→ **EXERCISE GOAL**: Turn the lines from the very start of the entries up to and including the line with "bar: 10 [201,993,219,1021]" into a numbered list. Leave out any blank lines.

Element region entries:

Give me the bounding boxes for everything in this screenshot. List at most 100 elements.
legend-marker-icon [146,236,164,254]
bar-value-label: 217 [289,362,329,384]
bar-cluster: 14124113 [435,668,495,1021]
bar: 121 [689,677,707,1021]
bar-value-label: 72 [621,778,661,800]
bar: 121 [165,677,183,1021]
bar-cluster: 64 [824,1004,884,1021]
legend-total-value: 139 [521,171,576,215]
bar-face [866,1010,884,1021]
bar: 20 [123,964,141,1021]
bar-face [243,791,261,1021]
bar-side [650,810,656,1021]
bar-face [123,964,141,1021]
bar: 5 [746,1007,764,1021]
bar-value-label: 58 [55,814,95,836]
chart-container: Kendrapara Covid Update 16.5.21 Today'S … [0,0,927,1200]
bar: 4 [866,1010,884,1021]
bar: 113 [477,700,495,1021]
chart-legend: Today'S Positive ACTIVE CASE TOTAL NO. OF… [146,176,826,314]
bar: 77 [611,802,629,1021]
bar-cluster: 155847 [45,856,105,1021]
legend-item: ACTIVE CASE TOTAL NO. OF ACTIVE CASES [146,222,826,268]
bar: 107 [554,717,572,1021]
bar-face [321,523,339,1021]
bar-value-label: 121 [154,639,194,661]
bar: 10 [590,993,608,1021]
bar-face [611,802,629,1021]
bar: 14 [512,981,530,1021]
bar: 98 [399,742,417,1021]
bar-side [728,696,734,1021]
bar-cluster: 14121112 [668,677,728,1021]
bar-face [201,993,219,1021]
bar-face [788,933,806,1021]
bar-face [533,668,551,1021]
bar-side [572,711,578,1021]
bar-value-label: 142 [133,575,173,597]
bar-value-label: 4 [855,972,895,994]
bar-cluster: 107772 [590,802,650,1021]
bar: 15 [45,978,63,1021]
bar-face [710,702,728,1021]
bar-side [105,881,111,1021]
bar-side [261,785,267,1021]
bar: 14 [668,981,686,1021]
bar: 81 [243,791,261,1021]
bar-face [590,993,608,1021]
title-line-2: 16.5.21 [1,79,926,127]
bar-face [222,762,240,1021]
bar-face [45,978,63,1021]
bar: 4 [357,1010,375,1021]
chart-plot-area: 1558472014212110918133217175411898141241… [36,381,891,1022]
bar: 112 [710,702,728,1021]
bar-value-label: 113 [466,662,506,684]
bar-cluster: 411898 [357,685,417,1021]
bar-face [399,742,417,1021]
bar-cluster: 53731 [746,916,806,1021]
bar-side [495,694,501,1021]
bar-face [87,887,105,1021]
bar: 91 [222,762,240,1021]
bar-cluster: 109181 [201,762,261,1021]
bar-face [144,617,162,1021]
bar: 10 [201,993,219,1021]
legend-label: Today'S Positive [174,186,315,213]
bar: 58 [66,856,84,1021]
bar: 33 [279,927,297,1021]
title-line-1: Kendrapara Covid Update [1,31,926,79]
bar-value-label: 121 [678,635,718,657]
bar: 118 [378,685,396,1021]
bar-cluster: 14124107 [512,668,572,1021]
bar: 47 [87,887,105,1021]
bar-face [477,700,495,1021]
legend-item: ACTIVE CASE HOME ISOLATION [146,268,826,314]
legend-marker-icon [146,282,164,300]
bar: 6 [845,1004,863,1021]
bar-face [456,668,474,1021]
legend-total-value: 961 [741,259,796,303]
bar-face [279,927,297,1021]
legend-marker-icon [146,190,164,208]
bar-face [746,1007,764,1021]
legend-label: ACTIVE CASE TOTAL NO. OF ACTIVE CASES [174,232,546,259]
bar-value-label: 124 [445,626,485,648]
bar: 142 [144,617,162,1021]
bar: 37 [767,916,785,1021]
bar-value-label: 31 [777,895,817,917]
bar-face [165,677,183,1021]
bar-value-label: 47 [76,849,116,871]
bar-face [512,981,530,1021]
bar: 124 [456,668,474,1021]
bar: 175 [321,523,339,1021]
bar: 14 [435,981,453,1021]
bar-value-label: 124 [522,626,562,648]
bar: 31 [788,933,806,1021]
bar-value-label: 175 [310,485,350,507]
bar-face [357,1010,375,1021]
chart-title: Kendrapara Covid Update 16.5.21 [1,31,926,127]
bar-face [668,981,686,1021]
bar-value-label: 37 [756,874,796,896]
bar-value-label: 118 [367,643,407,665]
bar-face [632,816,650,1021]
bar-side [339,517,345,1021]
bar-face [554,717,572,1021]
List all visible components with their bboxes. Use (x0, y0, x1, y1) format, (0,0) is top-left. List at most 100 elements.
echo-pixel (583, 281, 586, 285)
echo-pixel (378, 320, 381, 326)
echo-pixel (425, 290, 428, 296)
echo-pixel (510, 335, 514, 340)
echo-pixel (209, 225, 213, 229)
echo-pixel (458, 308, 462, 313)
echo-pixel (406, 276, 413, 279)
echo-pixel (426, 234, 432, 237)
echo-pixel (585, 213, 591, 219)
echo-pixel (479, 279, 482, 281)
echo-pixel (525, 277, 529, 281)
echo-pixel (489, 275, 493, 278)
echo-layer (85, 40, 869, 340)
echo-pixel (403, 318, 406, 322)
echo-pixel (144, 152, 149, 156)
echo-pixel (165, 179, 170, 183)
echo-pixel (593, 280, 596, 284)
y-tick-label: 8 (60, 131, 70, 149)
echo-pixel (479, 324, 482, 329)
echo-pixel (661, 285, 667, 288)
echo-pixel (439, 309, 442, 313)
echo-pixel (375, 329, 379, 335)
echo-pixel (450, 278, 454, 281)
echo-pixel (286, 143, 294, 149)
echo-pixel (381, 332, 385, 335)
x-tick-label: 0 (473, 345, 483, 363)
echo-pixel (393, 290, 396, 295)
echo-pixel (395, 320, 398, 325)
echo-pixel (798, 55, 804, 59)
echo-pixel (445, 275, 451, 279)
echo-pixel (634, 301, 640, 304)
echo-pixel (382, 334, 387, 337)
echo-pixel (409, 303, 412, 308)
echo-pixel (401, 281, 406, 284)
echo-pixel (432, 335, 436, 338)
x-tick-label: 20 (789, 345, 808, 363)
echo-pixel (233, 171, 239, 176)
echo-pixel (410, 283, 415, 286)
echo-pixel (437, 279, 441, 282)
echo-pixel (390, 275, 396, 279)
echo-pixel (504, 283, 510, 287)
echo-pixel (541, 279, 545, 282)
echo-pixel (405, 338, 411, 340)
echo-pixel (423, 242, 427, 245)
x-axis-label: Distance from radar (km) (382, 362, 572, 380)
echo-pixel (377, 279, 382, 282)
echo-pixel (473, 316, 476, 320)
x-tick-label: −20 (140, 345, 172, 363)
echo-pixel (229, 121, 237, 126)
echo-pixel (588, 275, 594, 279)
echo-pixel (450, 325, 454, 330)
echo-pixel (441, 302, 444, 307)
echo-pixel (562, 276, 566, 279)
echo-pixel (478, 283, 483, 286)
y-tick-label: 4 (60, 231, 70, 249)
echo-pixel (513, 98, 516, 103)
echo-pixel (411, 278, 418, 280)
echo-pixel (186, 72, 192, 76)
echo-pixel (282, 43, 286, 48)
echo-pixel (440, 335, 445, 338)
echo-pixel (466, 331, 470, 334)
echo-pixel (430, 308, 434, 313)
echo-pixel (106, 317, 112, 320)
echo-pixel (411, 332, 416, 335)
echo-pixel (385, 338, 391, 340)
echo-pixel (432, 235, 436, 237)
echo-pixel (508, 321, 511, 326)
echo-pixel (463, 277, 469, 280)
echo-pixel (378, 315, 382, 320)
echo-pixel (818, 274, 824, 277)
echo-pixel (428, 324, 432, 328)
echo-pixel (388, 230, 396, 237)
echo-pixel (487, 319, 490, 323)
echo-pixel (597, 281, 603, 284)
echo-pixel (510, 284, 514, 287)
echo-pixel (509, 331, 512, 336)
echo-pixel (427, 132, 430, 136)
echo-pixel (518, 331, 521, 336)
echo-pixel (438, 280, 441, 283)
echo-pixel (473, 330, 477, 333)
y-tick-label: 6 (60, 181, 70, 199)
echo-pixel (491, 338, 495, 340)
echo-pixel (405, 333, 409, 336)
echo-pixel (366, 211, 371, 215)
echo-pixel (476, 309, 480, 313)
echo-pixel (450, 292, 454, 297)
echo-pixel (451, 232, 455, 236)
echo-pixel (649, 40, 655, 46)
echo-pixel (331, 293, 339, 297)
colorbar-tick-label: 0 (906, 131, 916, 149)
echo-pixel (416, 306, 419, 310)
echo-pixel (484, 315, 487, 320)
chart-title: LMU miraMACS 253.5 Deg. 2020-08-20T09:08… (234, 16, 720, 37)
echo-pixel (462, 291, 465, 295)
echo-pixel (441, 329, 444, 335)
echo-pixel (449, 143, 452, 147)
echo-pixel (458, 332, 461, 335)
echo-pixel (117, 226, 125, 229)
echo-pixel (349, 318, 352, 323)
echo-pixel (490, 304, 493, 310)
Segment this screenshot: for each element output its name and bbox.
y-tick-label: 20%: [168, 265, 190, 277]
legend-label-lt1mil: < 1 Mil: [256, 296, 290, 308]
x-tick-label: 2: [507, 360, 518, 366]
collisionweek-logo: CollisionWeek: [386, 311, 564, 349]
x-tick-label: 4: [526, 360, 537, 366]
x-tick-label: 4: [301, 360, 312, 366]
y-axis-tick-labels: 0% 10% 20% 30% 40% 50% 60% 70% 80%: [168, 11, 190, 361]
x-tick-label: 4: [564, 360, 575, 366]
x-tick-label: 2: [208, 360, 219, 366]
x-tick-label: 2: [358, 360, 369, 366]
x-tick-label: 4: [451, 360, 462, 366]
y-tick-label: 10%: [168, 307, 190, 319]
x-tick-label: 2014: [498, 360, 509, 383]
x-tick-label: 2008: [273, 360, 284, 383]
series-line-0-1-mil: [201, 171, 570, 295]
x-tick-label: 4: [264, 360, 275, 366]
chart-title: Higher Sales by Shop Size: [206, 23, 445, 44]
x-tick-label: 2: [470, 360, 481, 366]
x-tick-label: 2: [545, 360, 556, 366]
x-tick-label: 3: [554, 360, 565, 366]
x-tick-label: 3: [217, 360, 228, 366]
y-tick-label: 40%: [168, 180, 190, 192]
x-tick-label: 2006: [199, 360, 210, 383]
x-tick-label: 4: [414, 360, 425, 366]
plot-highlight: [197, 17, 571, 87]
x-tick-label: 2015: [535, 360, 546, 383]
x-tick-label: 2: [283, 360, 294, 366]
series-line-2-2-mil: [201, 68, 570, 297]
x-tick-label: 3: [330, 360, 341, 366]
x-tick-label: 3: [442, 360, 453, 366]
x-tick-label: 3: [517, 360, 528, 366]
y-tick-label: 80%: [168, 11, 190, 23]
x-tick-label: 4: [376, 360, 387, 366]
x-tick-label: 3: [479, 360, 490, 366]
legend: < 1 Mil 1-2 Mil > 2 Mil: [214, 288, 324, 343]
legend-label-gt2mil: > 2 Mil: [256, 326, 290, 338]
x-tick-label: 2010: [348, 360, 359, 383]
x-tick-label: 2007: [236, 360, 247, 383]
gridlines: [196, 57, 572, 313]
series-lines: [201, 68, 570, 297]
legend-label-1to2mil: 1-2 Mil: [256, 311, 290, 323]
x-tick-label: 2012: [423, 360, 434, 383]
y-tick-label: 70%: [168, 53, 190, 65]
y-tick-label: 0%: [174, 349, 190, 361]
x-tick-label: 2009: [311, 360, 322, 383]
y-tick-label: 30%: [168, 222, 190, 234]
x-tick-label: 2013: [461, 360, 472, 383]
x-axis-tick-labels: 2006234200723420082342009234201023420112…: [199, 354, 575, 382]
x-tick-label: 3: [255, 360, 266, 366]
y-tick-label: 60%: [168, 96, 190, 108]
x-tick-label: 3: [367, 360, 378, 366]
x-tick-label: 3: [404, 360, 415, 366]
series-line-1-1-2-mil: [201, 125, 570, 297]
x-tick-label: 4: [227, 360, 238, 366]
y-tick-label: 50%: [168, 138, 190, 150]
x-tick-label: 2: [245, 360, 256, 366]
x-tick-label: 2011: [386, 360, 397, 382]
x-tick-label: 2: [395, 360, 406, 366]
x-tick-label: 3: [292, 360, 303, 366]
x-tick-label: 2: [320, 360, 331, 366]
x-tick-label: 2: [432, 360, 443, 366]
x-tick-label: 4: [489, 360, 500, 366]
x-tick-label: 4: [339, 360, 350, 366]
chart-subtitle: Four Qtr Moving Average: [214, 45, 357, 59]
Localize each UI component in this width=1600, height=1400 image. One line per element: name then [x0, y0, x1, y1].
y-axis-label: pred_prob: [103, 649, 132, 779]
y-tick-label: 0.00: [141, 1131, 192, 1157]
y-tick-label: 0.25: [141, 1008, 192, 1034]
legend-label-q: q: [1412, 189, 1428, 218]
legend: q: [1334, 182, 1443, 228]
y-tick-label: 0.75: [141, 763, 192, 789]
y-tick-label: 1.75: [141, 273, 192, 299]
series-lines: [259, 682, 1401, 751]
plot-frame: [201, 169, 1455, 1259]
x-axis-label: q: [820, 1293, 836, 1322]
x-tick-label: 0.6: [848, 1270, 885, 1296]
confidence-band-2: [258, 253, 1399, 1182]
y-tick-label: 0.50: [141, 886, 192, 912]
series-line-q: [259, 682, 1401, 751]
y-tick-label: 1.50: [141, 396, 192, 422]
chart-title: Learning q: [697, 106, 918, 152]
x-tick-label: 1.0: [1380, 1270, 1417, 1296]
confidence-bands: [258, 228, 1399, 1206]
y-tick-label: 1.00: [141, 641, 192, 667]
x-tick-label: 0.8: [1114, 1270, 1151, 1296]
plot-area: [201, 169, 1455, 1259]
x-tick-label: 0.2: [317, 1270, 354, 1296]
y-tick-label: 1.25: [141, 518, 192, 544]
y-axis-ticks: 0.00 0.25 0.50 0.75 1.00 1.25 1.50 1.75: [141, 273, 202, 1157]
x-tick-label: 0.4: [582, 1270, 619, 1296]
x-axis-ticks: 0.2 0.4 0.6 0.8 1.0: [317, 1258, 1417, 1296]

→ **FINAL ANSWER**:
1. Give me the bounding boxes for everything in this screenshot. List at most 100 elements.
2. legend-marker-icon [146,236,164,254]
3. bar-value-label: 217 [289,362,329,384]
4. bar-cluster: 14124113 [435,668,495,1021]
5. bar: 121 [689,677,707,1021]
6. bar-value-label: 72 [621,778,661,800]
7. bar: 121 [165,677,183,1021]
8. bar-cluster: 64 [824,1004,884,1021]
9. legend-total-value: 139 [521,171,576,215]
10. bar-face [866,1010,884,1021]
11. bar: 20 [123,964,141,1021]
12. bar-face [243,791,261,1021]
13. bar-side [650,810,656,1021]
14. bar-face [123,964,141,1021]
15. bar: 5 [746,1007,764,1021]
16. bar-value-label: 58 [55,814,95,836]
17. chart-container: Kendrapara Covid Update 16.5.21 Today'S … [0,0,927,1200]
18. bar: 4 [866,1010,884,1021]
19. bar: 113 [477,700,495,1021]
20. chart-legend: Today'S Positive ACTIVE CASE TOTAL NO. OF… [146,176,826,314]
21. bar: 77 [611,802,629,1021]
22. bar-cluster: 155847 [45,856,105,1021]
23. legend-item: ACTIVE CASE TOTAL NO. OF ACTIVE CASES [146,222,826,268]
24. bar: 107 [554,717,572,1021]
25. bar-face [321,523,339,1021]
26. bar-value-label: 121 [154,639,194,661]
27. bar: 10 [590,993,608,1021]
28. bar-face [611,802,629,1021]
29. bar: 14 [512,981,530,1021]
30. bar: 98 [399,742,417,1021]
31. bar-side [728,696,734,1021]
32. bar-cluster: 14121112 [668,677,728,1021]
33. bar-face [201,993,219,1021]
34. bar-face [788,933,806,1021]
35. bar-face [533,668,551,1021]
36. bar-side [572,711,578,1021]
37. bar-value-label: 142 [133,575,173,597]
38. bar-value-label: 4 [855,972,895,994]
39. bar-cluster: 107772 [590,802,650,1021]
40. bar: 15 [45,978,63,1021]
41. bar-face [710,702,728,1021]
42. bar-side [105,881,111,1021]
43. bar-side [261,785,267,1021]
44. bar: 14 [668,981,686,1021]
45. bar: 81 [243,791,261,1021]
46. bar-face [590,993,608,1021]
47. title-line-2: 16.5.21 [1,79,926,127]
48. bar-face [222,762,240,1021]
49. bar-face [45,978,63,1021]
50. bar: 4 [357,1010,375,1021]
51. chart-plot-area: 1558472014212110918133217175411898141241… [36,381,891,1022]
52. bar: 112 [710,702,728,1021]
53. bar-value-label: 113 [466,662,506,684]
54. bar-cluster: 411898 [357,685,417,1021]
55. bar-face [399,742,417,1021]
56. bar-cluster: 53731 [746,916,806,1021]
57. bar-side [495,694,501,1021]
58. bar-face [87,887,105,1021]
59. bar: 91 [222,762,240,1021]
60. bar-cluster: 109181 [201,762,261,1021]
61. bar-face [144,617,162,1021]
62. bar: 10 [201,993,219,1021]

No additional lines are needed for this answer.